• **Your objective**:
Skip all pictures, then print the remaining material exactly.

• **Records shown**:
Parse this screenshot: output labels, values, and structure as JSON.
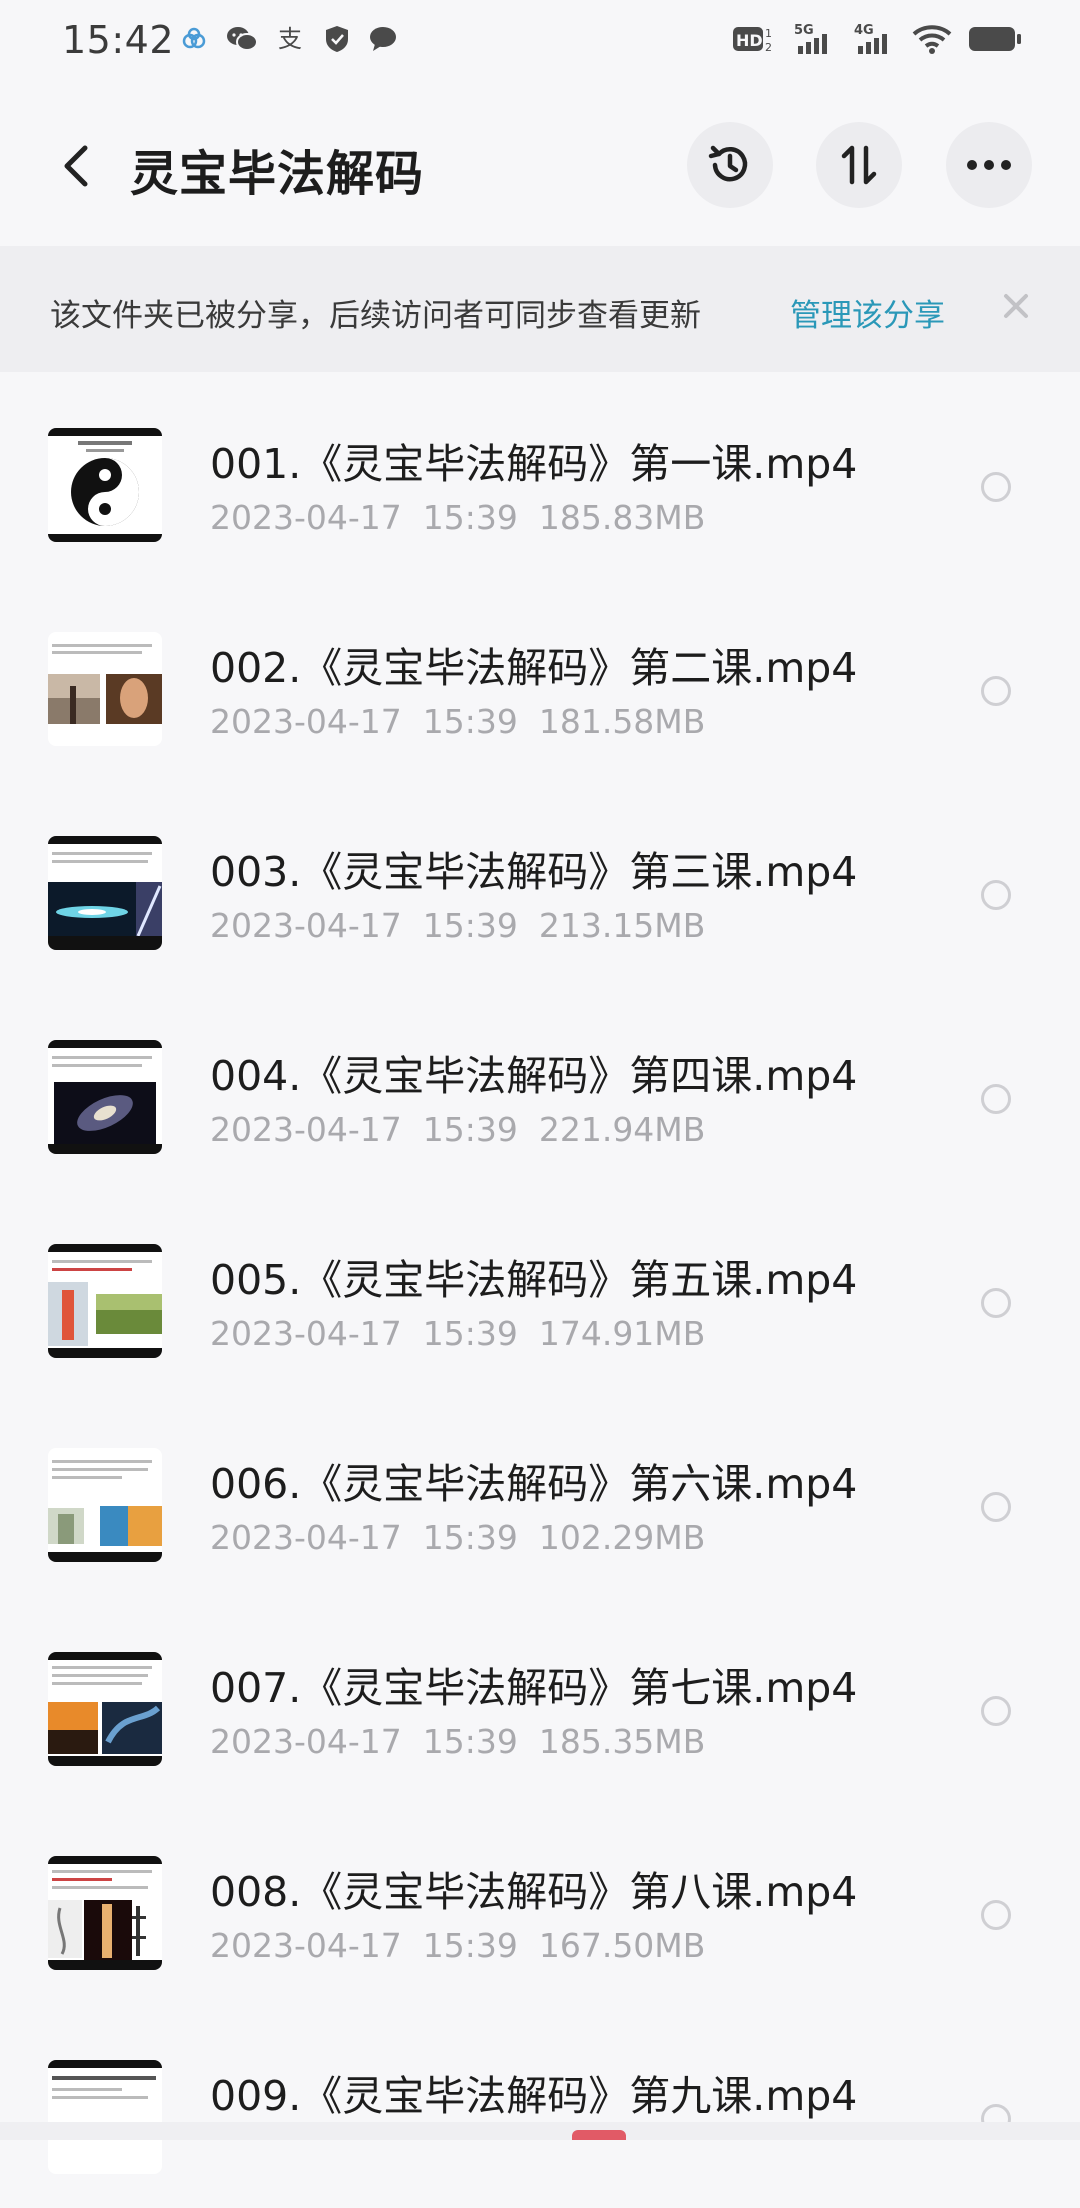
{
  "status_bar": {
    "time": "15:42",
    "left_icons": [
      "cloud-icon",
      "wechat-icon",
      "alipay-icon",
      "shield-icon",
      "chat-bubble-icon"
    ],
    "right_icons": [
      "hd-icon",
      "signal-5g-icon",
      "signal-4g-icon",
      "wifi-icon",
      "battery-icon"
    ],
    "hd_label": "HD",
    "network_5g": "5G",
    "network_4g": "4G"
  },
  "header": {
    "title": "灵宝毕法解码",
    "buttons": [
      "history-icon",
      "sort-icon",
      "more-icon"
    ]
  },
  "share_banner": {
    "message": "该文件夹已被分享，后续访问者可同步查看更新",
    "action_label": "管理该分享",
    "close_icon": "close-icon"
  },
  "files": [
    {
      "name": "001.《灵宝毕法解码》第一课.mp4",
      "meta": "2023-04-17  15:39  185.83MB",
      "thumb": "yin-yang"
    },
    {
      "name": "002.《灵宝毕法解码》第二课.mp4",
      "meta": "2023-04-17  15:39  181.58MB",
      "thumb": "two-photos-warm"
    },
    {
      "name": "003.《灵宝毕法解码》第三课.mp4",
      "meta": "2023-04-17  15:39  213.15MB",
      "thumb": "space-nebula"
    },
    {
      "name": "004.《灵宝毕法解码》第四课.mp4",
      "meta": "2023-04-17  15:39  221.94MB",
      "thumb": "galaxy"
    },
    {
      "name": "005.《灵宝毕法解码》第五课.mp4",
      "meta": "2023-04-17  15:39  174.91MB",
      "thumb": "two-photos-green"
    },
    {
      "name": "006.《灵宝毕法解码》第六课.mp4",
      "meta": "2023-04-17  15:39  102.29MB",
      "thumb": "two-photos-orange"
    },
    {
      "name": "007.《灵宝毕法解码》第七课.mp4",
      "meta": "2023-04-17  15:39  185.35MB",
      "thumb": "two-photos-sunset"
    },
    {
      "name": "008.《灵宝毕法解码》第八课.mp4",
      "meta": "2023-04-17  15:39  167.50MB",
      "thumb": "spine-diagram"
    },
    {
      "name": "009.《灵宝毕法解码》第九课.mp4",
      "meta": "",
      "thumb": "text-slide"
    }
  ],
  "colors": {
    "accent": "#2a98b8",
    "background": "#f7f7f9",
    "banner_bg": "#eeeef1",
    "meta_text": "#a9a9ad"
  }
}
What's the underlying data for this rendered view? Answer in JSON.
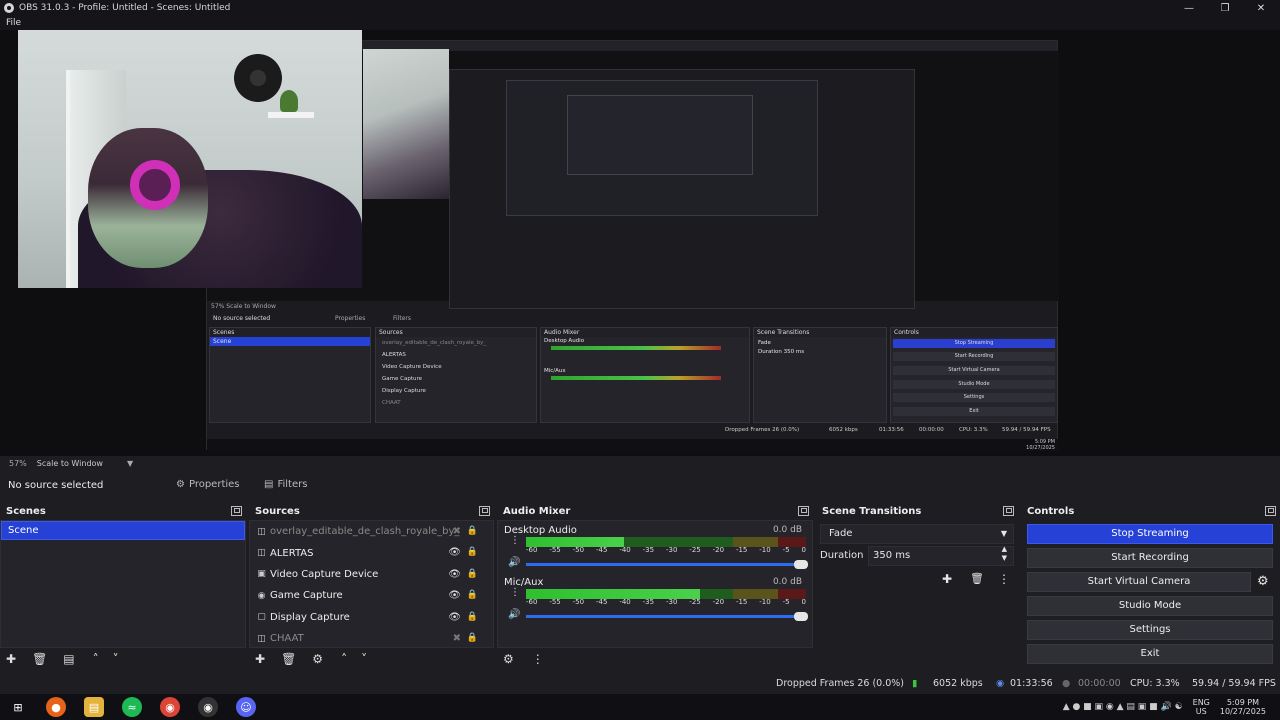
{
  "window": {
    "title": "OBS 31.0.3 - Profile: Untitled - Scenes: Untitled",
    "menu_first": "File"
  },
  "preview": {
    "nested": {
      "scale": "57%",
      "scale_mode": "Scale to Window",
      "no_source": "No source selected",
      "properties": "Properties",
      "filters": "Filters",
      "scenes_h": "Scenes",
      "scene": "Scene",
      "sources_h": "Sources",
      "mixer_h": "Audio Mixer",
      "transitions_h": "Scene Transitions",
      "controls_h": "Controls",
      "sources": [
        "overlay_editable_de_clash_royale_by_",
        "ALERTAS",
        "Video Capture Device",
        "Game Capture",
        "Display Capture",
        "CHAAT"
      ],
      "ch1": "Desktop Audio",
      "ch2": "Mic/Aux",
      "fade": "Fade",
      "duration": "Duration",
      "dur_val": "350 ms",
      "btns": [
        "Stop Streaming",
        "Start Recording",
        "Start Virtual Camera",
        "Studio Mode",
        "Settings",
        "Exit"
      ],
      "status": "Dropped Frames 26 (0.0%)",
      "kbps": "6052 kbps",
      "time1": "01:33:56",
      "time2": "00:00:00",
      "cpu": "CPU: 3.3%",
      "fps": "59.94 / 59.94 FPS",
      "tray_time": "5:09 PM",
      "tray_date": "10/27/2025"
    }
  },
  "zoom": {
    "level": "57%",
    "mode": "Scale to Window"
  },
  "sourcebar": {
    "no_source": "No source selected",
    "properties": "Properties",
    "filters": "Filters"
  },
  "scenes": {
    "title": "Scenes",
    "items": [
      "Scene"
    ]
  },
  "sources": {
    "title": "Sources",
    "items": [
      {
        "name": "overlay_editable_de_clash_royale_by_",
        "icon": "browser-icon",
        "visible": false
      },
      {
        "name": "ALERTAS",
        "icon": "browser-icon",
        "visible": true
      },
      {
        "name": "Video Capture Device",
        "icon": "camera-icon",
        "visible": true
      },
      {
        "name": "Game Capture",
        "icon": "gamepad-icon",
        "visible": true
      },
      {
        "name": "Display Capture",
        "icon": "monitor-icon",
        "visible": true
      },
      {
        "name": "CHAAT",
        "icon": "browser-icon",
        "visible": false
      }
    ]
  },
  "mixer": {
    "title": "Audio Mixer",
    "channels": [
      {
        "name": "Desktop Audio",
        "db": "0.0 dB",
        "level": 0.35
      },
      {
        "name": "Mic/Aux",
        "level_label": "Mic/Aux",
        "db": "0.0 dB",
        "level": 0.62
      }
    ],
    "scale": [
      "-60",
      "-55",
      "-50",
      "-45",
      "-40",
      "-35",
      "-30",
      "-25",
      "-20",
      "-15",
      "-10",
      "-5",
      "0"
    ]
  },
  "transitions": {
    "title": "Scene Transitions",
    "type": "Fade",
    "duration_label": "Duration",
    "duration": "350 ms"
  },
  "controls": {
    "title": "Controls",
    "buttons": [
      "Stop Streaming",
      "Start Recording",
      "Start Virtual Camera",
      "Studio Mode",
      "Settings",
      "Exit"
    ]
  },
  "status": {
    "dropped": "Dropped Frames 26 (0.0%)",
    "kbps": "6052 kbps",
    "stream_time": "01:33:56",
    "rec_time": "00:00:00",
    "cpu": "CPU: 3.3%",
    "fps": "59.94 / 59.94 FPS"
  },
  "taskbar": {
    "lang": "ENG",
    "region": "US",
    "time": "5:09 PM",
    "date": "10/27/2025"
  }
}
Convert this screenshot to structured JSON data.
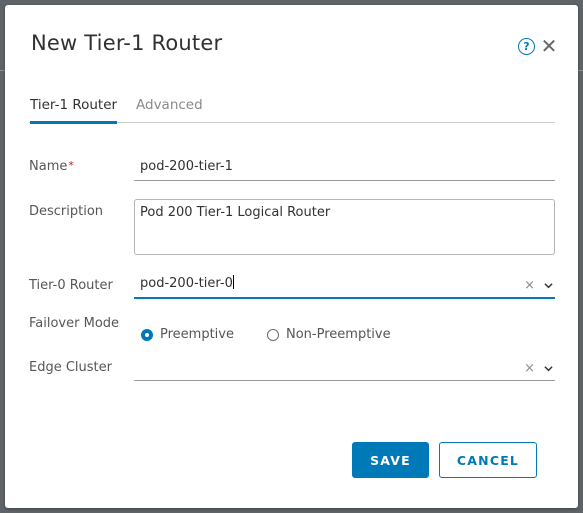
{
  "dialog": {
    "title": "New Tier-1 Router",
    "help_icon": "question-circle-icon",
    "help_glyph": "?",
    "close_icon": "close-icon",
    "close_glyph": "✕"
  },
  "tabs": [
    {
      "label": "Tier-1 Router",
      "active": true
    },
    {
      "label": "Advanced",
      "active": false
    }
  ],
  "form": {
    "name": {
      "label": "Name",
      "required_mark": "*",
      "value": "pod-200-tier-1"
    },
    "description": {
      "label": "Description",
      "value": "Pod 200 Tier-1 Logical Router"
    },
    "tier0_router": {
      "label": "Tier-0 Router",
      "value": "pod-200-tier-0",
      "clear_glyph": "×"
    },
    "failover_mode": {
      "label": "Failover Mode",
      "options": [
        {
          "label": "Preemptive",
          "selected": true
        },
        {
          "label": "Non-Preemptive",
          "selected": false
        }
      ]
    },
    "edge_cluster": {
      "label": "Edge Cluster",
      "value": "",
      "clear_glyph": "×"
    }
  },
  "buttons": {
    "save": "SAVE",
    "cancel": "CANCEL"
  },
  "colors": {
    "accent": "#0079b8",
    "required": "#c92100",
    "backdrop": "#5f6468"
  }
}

• **Correct answer**:
Parse this screenshot: output labels, values, and structure as JSON.
{
  "status_bar": {
    "time": "15:42",
    "left_icons": [
      "cloud-icon",
      "wechat-icon",
      "alipay-icon",
      "shield-icon",
      "chat-bubble-icon"
    ],
    "right_icons": [
      "hd-icon",
      "signal-5g-icon",
      "signal-4g-icon",
      "wifi-icon",
      "battery-icon"
    ],
    "hd_label": "HD",
    "network_5g": "5G",
    "network_4g": "4G"
  },
  "header": {
    "title": "灵宝毕法解码",
    "buttons": [
      "history-icon",
      "sort-icon",
      "more-icon"
    ]
  },
  "share_banner": {
    "message": "该文件夹已被分享，后续访问者可同步查看更新",
    "action_label": "管理该分享",
    "close_icon": "close-icon"
  },
  "files": [
    {
      "name": "001.《灵宝毕法解码》第一课.mp4",
      "meta": "2023-04-17  15:39  185.83MB",
      "thumb": "yin-yang"
    },
    {
      "name": "002.《灵宝毕法解码》第二课.mp4",
      "meta": "2023-04-17  15:39  181.58MB",
      "thumb": "two-photos-warm"
    },
    {
      "name": "003.《灵宝毕法解码》第三课.mp4",
      "meta": "2023-04-17  15:39  213.15MB",
      "thumb": "space-nebula"
    },
    {
      "name": "004.《灵宝毕法解码》第四课.mp4",
      "meta": "2023-04-17  15:39  221.94MB",
      "thumb": "galaxy"
    },
    {
      "name": "005.《灵宝毕法解码》第五课.mp4",
      "meta": "2023-04-17  15:39  174.91MB",
      "thumb": "two-photos-green"
    },
    {
      "name": "006.《灵宝毕法解码》第六课.mp4",
      "meta": "2023-04-17  15:39  102.29MB",
      "thumb": "two-photos-orange"
    },
    {
      "name": "007.《灵宝毕法解码》第七课.mp4",
      "meta": "2023-04-17  15:39  185.35MB",
      "thumb": "two-photos-sunset"
    },
    {
      "name": "008.《灵宝毕法解码》第八课.mp4",
      "meta": "2023-04-17  15:39  167.50MB",
      "thumb": "spine-diagram"
    },
    {
      "name": "009.《灵宝毕法解码》第九课.mp4",
      "meta": "",
      "thumb": "text-slide"
    }
  ],
  "colors": {
    "accent": "#2a98b8",
    "background": "#f7f7f9",
    "banner_bg": "#eeeef1",
    "meta_text": "#a9a9ad"
  }
}
What's the underlying data for this rendered view? Answer in JSON.
{
  "window": {
    "title": "OBS 31.0.3 - Profile: Untitled - Scenes: Untitled",
    "menu_first": "File"
  },
  "preview": {
    "nested": {
      "scale": "57%",
      "scale_mode": "Scale to Window",
      "no_source": "No source selected",
      "properties": "Properties",
      "filters": "Filters",
      "scenes_h": "Scenes",
      "scene": "Scene",
      "sources_h": "Sources",
      "mixer_h": "Audio Mixer",
      "transitions_h": "Scene Transitions",
      "controls_h": "Controls",
      "sources": [
        "overlay_editable_de_clash_royale_by_",
        "ALERTAS",
        "Video Capture Device",
        "Game Capture",
        "Display Capture",
        "CHAAT"
      ],
      "ch1": "Desktop Audio",
      "ch2": "Mic/Aux",
      "fade": "Fade",
      "duration": "Duration",
      "dur_val": "350 ms",
      "btns": [
        "Stop Streaming",
        "Start Recording",
        "Start Virtual Camera",
        "Studio Mode",
        "Settings",
        "Exit"
      ],
      "status": "Dropped Frames 26 (0.0%)",
      "kbps": "6052 kbps",
      "time1": "01:33:56",
      "time2": "00:00:00",
      "cpu": "CPU: 3.3%",
      "fps": "59.94 / 59.94 FPS",
      "tray_time": "5:09 PM",
      "tray_date": "10/27/2025"
    }
  },
  "zoom": {
    "level": "57%",
    "mode": "Scale to Window"
  },
  "sourcebar": {
    "no_source": "No source selected",
    "properties": "Properties",
    "filters": "Filters"
  },
  "scenes": {
    "title": "Scenes",
    "items": [
      "Scene"
    ]
  },
  "sources": {
    "title": "Sources",
    "items": [
      {
        "name": "overlay_editable_de_clash_royale_by_",
        "icon": "browser-icon",
        "visible": false
      },
      {
        "name": "ALERTAS",
        "icon": "browser-icon",
        "visible": true
      },
      {
        "name": "Video Capture Device",
        "icon": "camera-icon",
        "visible": true
      },
      {
        "name": "Game Capture",
        "icon": "gamepad-icon",
        "visible": true
      },
      {
        "name": "Display Capture",
        "icon": "monitor-icon",
        "visible": true
      },
      {
        "name": "CHAAT",
        "icon": "browser-icon",
        "visible": false
      }
    ]
  },
  "mixer": {
    "title": "Audio Mixer",
    "channels": [
      {
        "name": "Desktop Audio",
        "db": "0.0 dB",
        "level": 0.35
      },
      {
        "name": "Mic/Aux",
        "level_label": "Mic/Aux",
        "db": "0.0 dB",
        "level": 0.62
      }
    ],
    "scale": [
      "-60",
      "-55",
      "-50",
      "-45",
      "-40",
      "-35",
      "-30",
      "-25",
      "-20",
      "-15",
      "-10",
      "-5",
      "0"
    ]
  },
  "transitions": {
    "title": "Scene Transitions",
    "type": "Fade",
    "duration_label": "Duration",
    "duration": "350 ms"
  },
  "controls": {
    "title": "Controls",
    "buttons": [
      "Stop Streaming",
      "Start Recording",
      "Start Virtual Camera",
      "Studio Mode",
      "Settings",
      "Exit"
    ]
  },
  "status": {
    "dropped": "Dropped Frames 26 (0.0%)",
    "kbps": "6052 kbps",
    "stream_time": "01:33:56",
    "rec_time": "00:00:00",
    "cpu": "CPU: 3.3%",
    "fps": "59.94 / 59.94 FPS"
  },
  "taskbar": {
    "lang": "ENG",
    "region": "US",
    "time": "5:09 PM",
    "date": "10/27/2025"
  }
}
Convert this screenshot to structured JSON data.
{
  "dialog": {
    "title": "New Tier-1 Router",
    "help_icon": "question-circle-icon",
    "help_glyph": "?",
    "close_icon": "close-icon",
    "close_glyph": "✕"
  },
  "tabs": [
    {
      "label": "Tier-1 Router",
      "active": true
    },
    {
      "label": "Advanced",
      "active": false
    }
  ],
  "form": {
    "name": {
      "label": "Name",
      "required_mark": "*",
      "value": "pod-200-tier-1"
    },
    "description": {
      "label": "Description",
      "value": "Pod 200 Tier-1 Logical Router"
    },
    "tier0_router": {
      "label": "Tier-0 Router",
      "value": "pod-200-tier-0",
      "clear_glyph": "×"
    },
    "failover_mode": {
      "label": "Failover Mode",
      "options": [
        {
          "label": "Preemptive",
          "selected": true
        },
        {
          "label": "Non-Preemptive",
          "selected": false
        }
      ]
    },
    "edge_cluster": {
      "label": "Edge Cluster",
      "value": "",
      "clear_glyph": "×"
    }
  },
  "buttons": {
    "save": "SAVE",
    "cancel": "CANCEL"
  },
  "colors": {
    "accent": "#0079b8",
    "required": "#c92100",
    "backdrop": "#5f6468"
  }
}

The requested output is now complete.